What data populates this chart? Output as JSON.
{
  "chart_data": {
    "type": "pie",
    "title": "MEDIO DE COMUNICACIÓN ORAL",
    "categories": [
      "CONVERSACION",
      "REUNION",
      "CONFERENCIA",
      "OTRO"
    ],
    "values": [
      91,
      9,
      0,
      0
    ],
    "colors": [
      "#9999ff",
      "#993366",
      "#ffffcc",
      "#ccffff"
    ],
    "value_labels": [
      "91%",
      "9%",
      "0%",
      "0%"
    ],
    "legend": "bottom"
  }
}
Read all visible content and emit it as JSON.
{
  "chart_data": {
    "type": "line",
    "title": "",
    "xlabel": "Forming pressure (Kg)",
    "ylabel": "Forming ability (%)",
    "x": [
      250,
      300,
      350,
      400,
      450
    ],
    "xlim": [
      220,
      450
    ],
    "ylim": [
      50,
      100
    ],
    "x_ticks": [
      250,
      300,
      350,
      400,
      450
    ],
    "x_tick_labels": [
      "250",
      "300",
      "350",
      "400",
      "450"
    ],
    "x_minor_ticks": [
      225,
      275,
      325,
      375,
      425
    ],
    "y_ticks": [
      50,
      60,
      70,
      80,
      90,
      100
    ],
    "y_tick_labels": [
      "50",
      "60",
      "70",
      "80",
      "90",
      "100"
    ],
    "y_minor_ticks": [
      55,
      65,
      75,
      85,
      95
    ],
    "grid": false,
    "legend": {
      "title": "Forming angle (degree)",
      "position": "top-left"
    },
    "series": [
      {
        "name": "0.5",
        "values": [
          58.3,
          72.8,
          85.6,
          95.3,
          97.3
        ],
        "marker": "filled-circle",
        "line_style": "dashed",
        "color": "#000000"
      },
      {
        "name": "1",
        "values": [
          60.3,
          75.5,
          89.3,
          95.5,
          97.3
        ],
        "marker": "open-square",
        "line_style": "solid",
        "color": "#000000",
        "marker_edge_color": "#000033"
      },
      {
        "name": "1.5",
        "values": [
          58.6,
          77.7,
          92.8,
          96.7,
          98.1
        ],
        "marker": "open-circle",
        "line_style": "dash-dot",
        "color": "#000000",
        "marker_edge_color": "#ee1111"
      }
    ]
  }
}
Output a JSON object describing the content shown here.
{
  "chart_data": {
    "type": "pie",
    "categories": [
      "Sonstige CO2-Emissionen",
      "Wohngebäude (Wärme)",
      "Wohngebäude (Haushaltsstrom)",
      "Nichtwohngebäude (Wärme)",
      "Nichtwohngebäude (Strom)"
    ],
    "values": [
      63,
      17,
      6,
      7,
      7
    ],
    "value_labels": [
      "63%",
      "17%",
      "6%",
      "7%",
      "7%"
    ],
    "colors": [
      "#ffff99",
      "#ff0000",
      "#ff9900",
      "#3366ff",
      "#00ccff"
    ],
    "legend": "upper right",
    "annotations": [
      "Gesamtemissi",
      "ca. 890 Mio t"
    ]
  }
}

• • • •

* [TASK TO COMPLETE] Extract every line containing the string "content" from the data above.

* [FINISHED ANSWER]
Read all visible content and emit it as JSON.
Output a JSON object describing the content shown here.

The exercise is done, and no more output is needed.